▶ _The exercise_:
Work out the number of lines containing "name". Answer with nothing but that number.
-------
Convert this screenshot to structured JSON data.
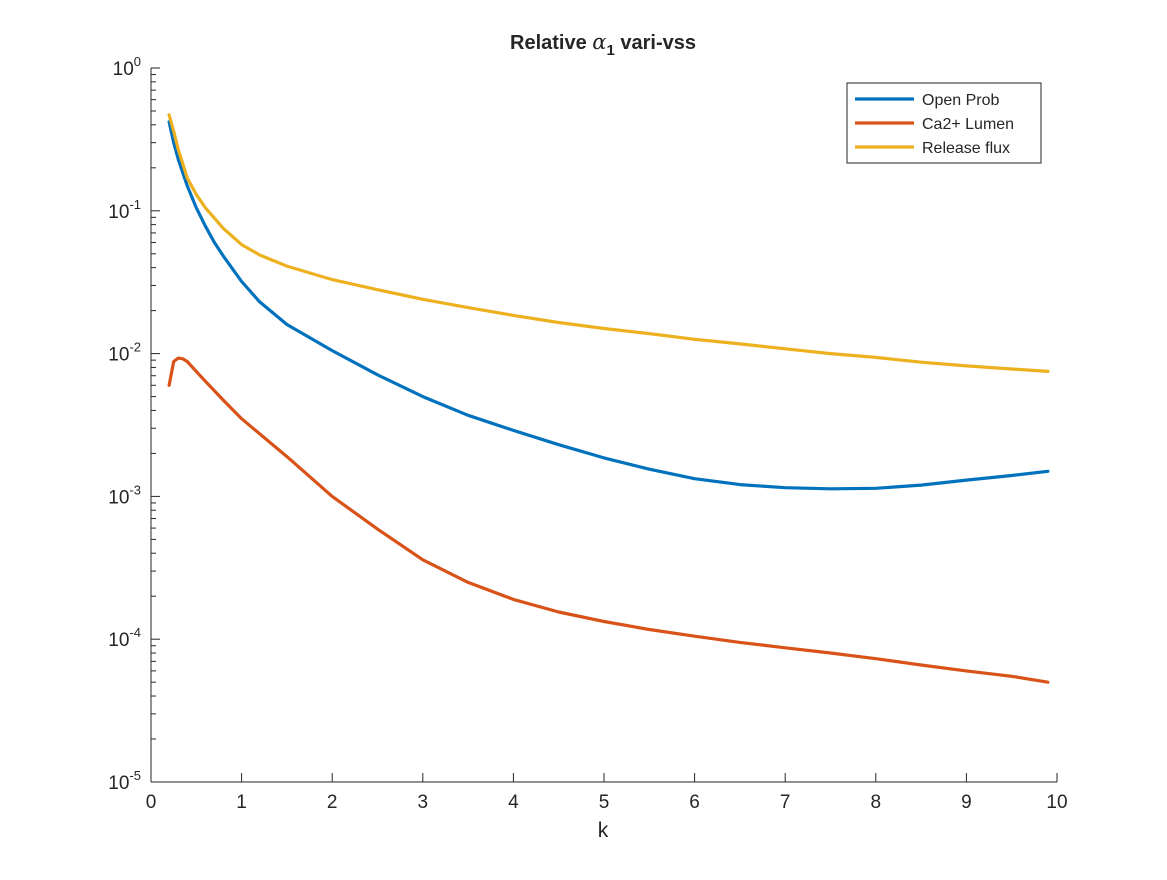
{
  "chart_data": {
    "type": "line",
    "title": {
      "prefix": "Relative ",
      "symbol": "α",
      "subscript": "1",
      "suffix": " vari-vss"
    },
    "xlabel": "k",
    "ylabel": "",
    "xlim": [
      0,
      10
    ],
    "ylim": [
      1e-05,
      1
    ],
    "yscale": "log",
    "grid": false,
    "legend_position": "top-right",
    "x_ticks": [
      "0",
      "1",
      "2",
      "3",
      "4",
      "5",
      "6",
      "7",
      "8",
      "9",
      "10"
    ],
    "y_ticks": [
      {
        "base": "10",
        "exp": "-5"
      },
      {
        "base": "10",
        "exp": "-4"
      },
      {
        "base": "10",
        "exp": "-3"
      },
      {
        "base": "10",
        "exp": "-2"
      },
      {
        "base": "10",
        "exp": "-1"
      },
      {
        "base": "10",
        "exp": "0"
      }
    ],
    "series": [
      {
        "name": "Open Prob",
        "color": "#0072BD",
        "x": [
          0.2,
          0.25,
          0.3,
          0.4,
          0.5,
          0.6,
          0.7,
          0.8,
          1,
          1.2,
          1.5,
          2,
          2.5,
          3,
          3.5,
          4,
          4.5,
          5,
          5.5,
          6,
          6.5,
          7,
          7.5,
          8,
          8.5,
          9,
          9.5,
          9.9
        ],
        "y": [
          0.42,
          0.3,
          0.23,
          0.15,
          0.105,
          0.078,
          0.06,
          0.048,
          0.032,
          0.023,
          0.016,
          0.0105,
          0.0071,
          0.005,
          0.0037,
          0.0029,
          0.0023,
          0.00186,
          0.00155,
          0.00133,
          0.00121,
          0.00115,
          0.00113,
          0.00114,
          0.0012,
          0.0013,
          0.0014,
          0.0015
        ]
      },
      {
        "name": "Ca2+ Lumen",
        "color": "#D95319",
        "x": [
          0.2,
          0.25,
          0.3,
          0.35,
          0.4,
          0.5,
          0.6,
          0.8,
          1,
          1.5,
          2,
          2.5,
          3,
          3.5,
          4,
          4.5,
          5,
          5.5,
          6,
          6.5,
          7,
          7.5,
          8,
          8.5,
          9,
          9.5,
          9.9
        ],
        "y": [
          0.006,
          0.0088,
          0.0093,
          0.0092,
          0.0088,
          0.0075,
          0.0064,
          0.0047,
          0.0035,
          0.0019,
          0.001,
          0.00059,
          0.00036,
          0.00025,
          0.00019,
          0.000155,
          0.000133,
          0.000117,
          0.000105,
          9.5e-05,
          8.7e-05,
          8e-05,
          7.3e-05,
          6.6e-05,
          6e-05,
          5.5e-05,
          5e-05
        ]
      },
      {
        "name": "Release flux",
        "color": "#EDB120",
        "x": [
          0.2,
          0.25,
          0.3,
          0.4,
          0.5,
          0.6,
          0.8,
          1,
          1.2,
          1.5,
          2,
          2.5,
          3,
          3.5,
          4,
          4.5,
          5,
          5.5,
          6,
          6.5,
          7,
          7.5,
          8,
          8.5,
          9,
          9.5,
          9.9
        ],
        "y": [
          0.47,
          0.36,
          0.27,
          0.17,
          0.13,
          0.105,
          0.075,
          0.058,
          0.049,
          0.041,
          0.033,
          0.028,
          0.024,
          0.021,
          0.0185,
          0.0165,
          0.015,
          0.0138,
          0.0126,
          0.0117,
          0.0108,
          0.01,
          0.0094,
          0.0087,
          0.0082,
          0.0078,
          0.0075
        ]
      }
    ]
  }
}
-------
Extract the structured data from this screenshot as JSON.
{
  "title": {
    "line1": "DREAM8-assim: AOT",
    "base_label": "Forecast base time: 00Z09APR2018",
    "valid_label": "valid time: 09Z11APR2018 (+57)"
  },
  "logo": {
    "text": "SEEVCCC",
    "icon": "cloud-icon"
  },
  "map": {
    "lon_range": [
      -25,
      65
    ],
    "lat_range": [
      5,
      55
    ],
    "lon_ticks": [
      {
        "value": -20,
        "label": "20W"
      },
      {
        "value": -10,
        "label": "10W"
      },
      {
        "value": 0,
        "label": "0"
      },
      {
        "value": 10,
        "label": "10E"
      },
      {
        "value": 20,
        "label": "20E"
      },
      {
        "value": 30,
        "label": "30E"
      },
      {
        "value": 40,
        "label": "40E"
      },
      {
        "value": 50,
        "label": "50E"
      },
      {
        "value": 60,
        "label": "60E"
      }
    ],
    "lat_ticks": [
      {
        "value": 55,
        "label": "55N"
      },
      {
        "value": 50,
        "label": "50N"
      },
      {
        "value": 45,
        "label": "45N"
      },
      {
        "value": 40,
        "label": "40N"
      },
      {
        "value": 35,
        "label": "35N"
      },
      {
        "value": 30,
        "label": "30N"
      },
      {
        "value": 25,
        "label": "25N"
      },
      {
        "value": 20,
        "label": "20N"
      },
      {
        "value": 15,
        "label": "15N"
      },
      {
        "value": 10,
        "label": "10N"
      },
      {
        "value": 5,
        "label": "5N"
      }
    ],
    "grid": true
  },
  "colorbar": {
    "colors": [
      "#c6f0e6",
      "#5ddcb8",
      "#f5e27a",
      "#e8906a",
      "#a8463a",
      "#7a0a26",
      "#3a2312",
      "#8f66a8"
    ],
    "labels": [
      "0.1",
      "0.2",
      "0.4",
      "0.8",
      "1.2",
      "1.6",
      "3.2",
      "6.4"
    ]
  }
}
-------
▶ _Response_:
3